Dataset records
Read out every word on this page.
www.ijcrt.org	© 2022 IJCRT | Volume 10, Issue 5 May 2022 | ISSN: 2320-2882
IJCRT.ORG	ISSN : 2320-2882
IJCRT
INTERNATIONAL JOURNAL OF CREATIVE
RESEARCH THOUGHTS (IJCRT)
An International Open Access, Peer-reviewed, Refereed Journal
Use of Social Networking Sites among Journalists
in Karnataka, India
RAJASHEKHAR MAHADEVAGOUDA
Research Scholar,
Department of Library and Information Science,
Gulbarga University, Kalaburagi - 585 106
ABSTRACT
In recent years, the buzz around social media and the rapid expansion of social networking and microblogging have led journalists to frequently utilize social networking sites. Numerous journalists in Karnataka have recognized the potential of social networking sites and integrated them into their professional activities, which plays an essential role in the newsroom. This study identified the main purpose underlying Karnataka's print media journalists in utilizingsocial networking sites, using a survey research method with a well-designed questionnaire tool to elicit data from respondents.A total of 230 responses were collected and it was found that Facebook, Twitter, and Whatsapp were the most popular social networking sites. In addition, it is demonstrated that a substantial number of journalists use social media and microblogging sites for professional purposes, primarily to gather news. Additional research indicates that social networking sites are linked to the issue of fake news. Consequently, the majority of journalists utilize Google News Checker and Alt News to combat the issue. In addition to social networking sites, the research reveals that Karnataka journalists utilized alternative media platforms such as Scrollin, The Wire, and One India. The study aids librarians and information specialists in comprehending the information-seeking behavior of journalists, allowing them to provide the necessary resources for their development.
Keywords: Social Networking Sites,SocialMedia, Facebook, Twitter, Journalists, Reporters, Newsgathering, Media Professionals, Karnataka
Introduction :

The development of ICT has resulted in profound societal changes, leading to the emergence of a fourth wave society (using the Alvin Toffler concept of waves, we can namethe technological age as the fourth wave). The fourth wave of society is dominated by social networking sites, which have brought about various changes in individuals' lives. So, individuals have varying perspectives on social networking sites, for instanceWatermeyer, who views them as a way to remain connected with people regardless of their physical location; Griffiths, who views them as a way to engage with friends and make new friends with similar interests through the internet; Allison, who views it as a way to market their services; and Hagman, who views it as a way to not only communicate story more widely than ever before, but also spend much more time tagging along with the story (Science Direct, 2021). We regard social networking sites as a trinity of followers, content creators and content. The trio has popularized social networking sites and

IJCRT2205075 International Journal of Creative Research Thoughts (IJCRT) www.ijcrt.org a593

▶ _Exercise prompt_
Write out the whole listing again. Match it word for word.

▶ _Correct result_
Read out every word on this page.
www.ijcrt.org	© 2022 IJCRT | Volume 10, Issue 5 May 2022 | ISSN: 2320-2882
IJCRT.ORG	ISSN : 2320-2882
IJCRT
INTERNATIONAL JOURNAL OF CREATIVE
RESEARCH THOUGHTS (IJCRT)
An International Open Access, Peer-reviewed, Refereed Journal
Use of Social Networking Sites among Journalists
in Karnataka, India
RAJASHEKHAR MAHADEVAGOUDA
Research Scholar,
Department of Library and Information Science,
Gulbarga University, Kalaburagi - 585 106
ABSTRACT
In recent years, the buzz around social media and the rapid expansion of social networking and microblogging have led journalists to frequently utilize social networking sites. Numerous journalists in Karnataka have recognized the potential of social networking sites and integrated them into their professional activities, which plays an essential role in the newsroom. This study identified the main purpose underlying Karnataka's print media journalists in utilizingsocial networking sites, using a survey research method with a well-designed questionnaire tool to elicit data from respondents.A total of 230 responses were collected and it was found that Facebook, Twitter, and Whatsapp were the most popular social networking sites. In addition, it is demonstrated that a substantial number of journalists use social media and microblogging sites for professional purposes, primarily to gather news. Additional research indicates that social networking sites are linked to the issue of fake news. Consequently, the majority of journalists utilize Google News Checker and Alt News to combat the issue. In addition to social networking sites, the research reveals that Karnataka journalists utilized alternative media platforms such as Scrollin, The Wire, and One India. The study aids librarians and information specialists in comprehending the information-seeking behavior of journalists, allowing them to provide the necessary resources for their development.
Keywords: Social Networking Sites,SocialMedia, Facebook, Twitter, Journalists, Reporters, Newsgathering, Media Professionals, Karnataka
Introduction :

The development of ICT has resulted in profound societal changes, leading to the emergence of a fourth wave society (using the Alvin Toffler concept of waves, we can namethe technological age as the fourth wave). The fourth wave of society is dominated by social networking sites, which have brought about various changes in individuals' lives. So, individuals have varying perspectives on social networking sites, for instanceWatermeyer, who views them as a way to remain connected with people regardless of their physical location; Griffiths, who views them as a way to engage with friends and make new friends with similar interests through the internet; Allison, who views it as a way to market their services; and Hagman, who views it as a way to not only communicate story more widely than ever before, but also spend much more time tagging along with the story (Science Direct, 2021). We regard social networking sites as a trinity of followers, content creators and content. The trio has popularized social networking sites and

IJCRT2205075 International Journal of Creative Research Thoughts (IJCRT) www.ijcrt.org a593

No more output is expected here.